▸ **Records for the task**:
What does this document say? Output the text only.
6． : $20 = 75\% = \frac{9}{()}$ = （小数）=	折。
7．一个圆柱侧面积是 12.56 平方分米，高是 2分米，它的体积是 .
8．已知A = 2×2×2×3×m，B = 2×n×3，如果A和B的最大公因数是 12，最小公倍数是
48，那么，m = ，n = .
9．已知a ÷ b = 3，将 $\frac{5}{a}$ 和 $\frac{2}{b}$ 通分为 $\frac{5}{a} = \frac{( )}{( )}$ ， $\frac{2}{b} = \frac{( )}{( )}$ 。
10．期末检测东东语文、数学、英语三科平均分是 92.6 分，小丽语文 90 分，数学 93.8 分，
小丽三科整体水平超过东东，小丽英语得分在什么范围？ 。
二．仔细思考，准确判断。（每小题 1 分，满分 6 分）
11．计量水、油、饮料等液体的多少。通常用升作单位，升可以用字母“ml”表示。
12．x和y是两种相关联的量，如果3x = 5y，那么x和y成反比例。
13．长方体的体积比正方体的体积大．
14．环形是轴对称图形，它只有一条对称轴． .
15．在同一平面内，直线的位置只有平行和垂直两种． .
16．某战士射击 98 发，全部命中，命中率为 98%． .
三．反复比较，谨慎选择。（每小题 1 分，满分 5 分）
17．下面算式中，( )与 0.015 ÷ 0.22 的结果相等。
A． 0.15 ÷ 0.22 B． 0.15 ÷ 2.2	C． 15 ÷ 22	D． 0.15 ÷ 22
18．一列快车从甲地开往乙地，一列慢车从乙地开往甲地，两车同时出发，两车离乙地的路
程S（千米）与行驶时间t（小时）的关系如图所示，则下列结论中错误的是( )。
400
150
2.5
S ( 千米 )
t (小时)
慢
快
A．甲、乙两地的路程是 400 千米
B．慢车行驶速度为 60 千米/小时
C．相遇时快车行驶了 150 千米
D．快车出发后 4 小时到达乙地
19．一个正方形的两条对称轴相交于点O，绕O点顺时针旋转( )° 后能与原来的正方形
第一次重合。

▸ **Description of the task**:
Copy out the whole listing, exactly as written.

▸ **Task output**:
What does this document say? Output the text only.
6． : $20 = 75\% = \frac{9}{()}$ = （小数）=	折。
7．一个圆柱侧面积是 12.56 平方分米，高是 2分米，它的体积是 .
8．已知A = 2×2×2×3×m，B = 2×n×3，如果A和B的最大公因数是 12，最小公倍数是
48，那么，m = ，n = .
9．已知a ÷ b = 3，将 $\frac{5}{a}$ 和 $\frac{2}{b}$ 通分为 $\frac{5}{a} = \frac{( )}{( )}$ ， $\frac{2}{b} = \frac{( )}{( )}$ 。
10．期末检测东东语文、数学、英语三科平均分是 92.6 分，小丽语文 90 分，数学 93.8 分，
小丽三科整体水平超过东东，小丽英语得分在什么范围？ 。
二．仔细思考，准确判断。（每小题 1 分，满分 6 分）
11．计量水、油、饮料等液体的多少。通常用升作单位，升可以用字母“ml”表示。
12．x和y是两种相关联的量，如果3x = 5y，那么x和y成反比例。
13．长方体的体积比正方体的体积大．
14．环形是轴对称图形，它只有一条对称轴． .
15．在同一平面内，直线的位置只有平行和垂直两种． .
16．某战士射击 98 发，全部命中，命中率为 98%． .
三．反复比较，谨慎选择。（每小题 1 分，满分 5 分）
17．下面算式中，( )与 0.015 ÷ 0.22 的结果相等。
A． 0.15 ÷ 0.22 B． 0.15 ÷ 2.2	C． 15 ÷ 22	D． 0.15 ÷ 22
18．一列快车从甲地开往乙地，一列慢车从乙地开往甲地，两车同时出发，两车离乙地的路
程S（千米）与行驶时间t（小时）的关系如图所示，则下列结论中错误的是( )。
400
150
2.5
S ( 千米 )
t (小时)
慢
快
A．甲、乙两地的路程是 400 千米
B．慢车行驶速度为 60 千米/小时
C．相遇时快车行驶了 150 千米
D．快车出发后 4 小时到达乙地
19．一个正方形的两条对称轴相交于点O，绕O点顺时针旋转( )° 后能与原来的正方形
第一次重合。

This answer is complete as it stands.